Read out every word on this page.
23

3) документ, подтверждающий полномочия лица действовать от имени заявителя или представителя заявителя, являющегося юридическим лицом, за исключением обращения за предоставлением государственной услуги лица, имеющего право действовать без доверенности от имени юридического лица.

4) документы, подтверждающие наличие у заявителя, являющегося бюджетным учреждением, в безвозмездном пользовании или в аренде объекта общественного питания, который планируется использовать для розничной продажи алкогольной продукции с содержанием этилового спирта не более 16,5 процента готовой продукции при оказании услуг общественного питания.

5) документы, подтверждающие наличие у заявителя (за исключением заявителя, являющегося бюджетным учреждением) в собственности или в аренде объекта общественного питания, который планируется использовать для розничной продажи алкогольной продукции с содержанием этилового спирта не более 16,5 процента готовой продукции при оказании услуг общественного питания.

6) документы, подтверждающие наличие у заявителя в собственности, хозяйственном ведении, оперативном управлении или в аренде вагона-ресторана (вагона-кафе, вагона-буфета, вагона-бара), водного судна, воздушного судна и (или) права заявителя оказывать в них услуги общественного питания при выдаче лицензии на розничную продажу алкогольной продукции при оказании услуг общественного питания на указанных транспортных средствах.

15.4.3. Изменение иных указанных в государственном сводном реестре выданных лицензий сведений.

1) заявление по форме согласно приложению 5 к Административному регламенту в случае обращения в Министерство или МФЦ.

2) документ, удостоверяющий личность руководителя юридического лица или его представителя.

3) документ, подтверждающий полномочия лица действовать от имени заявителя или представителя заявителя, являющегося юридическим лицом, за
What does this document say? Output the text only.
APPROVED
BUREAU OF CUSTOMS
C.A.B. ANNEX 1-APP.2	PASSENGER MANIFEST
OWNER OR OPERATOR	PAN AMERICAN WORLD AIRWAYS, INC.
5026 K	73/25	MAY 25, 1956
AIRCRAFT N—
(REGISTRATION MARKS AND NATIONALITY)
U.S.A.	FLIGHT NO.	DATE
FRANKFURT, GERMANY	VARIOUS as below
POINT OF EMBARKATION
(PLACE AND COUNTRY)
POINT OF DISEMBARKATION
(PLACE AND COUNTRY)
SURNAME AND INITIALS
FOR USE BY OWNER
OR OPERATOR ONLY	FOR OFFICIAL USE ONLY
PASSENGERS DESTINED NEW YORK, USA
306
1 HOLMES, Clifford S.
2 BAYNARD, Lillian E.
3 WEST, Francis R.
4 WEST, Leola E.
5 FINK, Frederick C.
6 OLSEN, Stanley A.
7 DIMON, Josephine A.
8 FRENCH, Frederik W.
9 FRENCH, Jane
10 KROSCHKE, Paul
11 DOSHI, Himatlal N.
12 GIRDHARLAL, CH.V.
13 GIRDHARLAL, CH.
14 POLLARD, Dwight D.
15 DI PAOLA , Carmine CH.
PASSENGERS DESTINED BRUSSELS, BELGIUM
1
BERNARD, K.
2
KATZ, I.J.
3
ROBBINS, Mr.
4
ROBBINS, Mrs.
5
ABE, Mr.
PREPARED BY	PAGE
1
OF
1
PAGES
━━━━━━━━━━━━━━━━━━━━━━━━━━━━━━
**Task goal:** Copy out every line that includes the word "наличие".

**Task output:**
4) документы, подтверждающие наличие у заявителя, являющегося бюджетным учреждением, в безвозмездном пользовании или в аренде объекта общественного питания, который планируется использовать для розничной продажи алкогольной продукции с содержанием этилового спирта не более 16,5 процента готовой продукции при оказании услуг общественного питания.
5) документы, подтверждающие наличие у заявителя (за исключением заявителя, являющегося бюджетным учреждением) в собственности или в аренде объекта общественного питания, который планируется использовать для розничной продажи алкогольной продукции с содержанием этилового спирта не более 16,5 процента готовой продукции при оказании услуг общественного питания.
6) документы, подтверждающие наличие у заявителя в собственности, хозяйственном ведении, оперативном управлении или в аренде вагона-ресторана (вагона-кафе, вагона-буфета, вагона-бара), водного судна, воздушного судна и (или) права заявителя оказывать в них услуги общественного питания при выдаче лицензии на розничную продажу алкогольной продукции при оказании услуг общественного питания на указанных транспортных средствах.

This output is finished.